[Stored items]
□ □ □ □ □ □ □

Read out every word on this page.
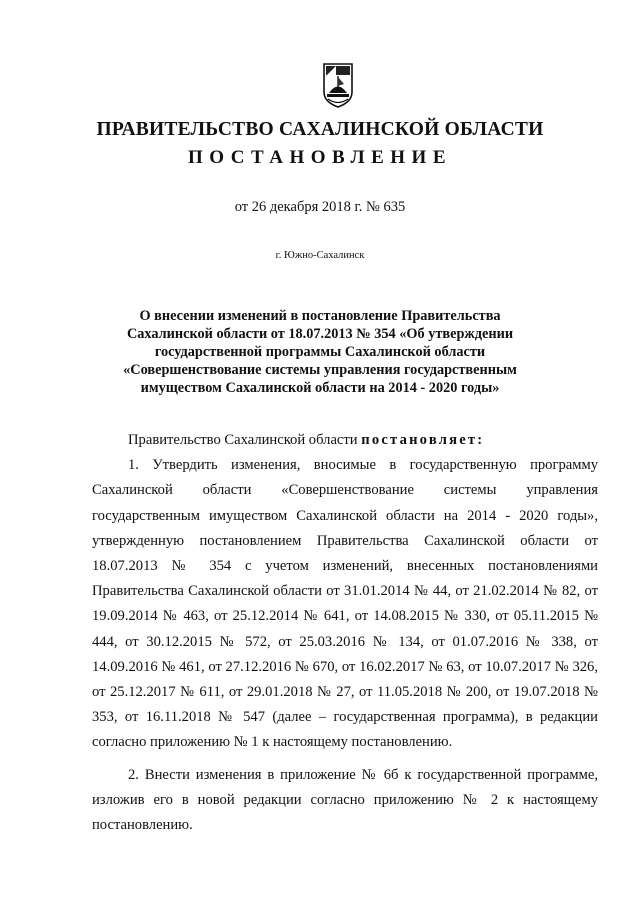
ПРАВИТЕЛЬСТВО САХАЛИНСКОЙ ОБЛАСТИ
ПОСТАНОВЛЕНИЕ
от 26 декабря 2018 г. № 635
г. Южно-Сахалинск
О внесении изменений в постановление Правительства Сахалинской области от 18.07.2013 № 354 «Об утверждении государственной программы Сахалинской области «Совершенствование системы управления государственным имуществом Сахалинской области на 2014 - 2020 годы»

Правительство Сахалинской области постановляет:

1. Утвердить изменения, вносимые в государственную программу Сахалинской области «Совершенствование системы управления государственным имуществом Сахалинской области на 2014 - 2020 годы», утвержденную постановлением Правительства Сахалинской области от 18.07.2013 № 354 с учетом изменений, внесенных постановлениями Правительства Сахалинской области от 31.01.2014 № 44, от 21.02.2014 № 82, от 19.09.2014 № 463, от 25.12.2014 № 641, от 14.08.2015 № 330, от 05.11.2015 № 444, от 30.12.2015 № 572, от 25.03.2016 № 134, от 01.07.2016 № 338, от 14.09.2016 № 461, от 27.12.2016 № 670, от 16.02.2017 № 63, от 10.07.2017 № 326, от 25.12.2017 № 611, от 29.01.2018 № 27, от 11.05.2018 № 200, от 19.07.2018 № 353, от 16.11.2018 № 547 (далее – государственная программа), в редакции согласно приложению № 1 к настоящему постановлению.

2. Внести изменения в приложение № 6б к государственной программе, изложив его в новой редакции согласно приложению № 2 к настоящему постановлению.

□ □ □ □ □ □ □

Written problem - Each entry above is to be written out again unchanged, apart from the pictures, which are left out.

Answer for this exercise -
Read out every word on this page.
ПРАВИТЕЛЬСТВО САХАЛИНСКОЙ ОБЛАСТИ
ПОСТАНОВЛЕНИЕ
от 26 декабря 2018 г. № 635
г. Южно-Сахалинск
О внесении изменений в постановление Правительства Сахалинской области от 18.07.2013 № 354 «Об утверждении государственной программы Сахалинской области «Совершенствование системы управления государственным имуществом Сахалинской области на 2014 - 2020 годы»

Правительство Сахалинской области постановляет:

1. Утвердить изменения, вносимые в государственную программу Сахалинской области «Совершенствование системы управления государственным имуществом Сахалинской области на 2014 - 2020 годы», утвержденную постановлением Правительства Сахалинской области от 18.07.2013 № 354 с учетом изменений, внесенных постановлениями Правительства Сахалинской области от 31.01.2014 № 44, от 21.02.2014 № 82, от 19.09.2014 № 463, от 25.12.2014 № 641, от 14.08.2015 № 330, от 05.11.2015 № 444, от 30.12.2015 № 572, от 25.03.2016 № 134, от 01.07.2016 № 338, от 14.09.2016 № 461, от 27.12.2016 № 670, от 16.02.2017 № 63, от 10.07.2017 № 326, от 25.12.2017 № 611, от 29.01.2018 № 27, от 11.05.2018 № 200, от 19.07.2018 № 353, от 16.11.2018 № 547 (далее – государственная программа), в редакции согласно приложению № 1 к настоящему постановлению.

2. Внести изменения в приложение № 6б к государственной программе, изложив его в новой редакции согласно приложению № 2 к настоящему постановлению.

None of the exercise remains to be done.